(Data entries)

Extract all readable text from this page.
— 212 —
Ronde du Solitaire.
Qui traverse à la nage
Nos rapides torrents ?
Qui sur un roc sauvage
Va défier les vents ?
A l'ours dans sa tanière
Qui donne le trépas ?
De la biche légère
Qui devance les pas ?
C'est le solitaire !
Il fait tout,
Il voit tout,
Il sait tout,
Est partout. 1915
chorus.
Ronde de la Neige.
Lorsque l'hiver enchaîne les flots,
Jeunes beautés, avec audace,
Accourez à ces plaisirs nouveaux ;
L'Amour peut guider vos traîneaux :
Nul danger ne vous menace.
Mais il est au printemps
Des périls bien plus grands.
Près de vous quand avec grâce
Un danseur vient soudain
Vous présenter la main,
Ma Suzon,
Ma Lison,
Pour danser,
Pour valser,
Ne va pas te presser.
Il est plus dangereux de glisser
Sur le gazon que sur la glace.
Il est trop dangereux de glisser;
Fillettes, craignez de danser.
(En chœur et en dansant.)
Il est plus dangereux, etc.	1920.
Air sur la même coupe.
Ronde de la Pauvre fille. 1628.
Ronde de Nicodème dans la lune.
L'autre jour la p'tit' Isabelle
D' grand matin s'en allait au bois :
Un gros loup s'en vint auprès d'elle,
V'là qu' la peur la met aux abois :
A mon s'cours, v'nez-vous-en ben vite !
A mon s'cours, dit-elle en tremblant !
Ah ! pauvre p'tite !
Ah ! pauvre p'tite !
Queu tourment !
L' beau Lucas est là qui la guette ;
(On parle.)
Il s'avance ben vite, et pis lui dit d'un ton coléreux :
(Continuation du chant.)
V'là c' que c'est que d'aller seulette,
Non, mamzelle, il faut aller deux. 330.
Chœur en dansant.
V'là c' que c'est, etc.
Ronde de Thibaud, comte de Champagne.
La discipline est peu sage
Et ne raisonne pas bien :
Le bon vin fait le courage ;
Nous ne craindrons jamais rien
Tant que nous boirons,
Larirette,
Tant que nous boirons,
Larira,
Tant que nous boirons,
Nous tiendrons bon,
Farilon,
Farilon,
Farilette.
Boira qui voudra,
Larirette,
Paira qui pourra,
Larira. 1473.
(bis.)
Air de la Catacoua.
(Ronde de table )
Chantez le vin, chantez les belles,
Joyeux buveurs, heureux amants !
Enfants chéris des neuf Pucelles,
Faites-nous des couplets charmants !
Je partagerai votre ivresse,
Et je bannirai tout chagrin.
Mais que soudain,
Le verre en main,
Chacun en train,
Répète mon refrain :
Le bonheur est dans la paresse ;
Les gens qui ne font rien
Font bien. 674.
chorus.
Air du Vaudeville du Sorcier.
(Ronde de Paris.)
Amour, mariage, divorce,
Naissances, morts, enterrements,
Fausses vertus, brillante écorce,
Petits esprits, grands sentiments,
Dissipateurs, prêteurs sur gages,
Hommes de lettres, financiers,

> Exercise objective: List the lines that contain the word "rien".

> Response to the exercise:
Nous ne craindrons jamais rien
Les gens qui ne font rien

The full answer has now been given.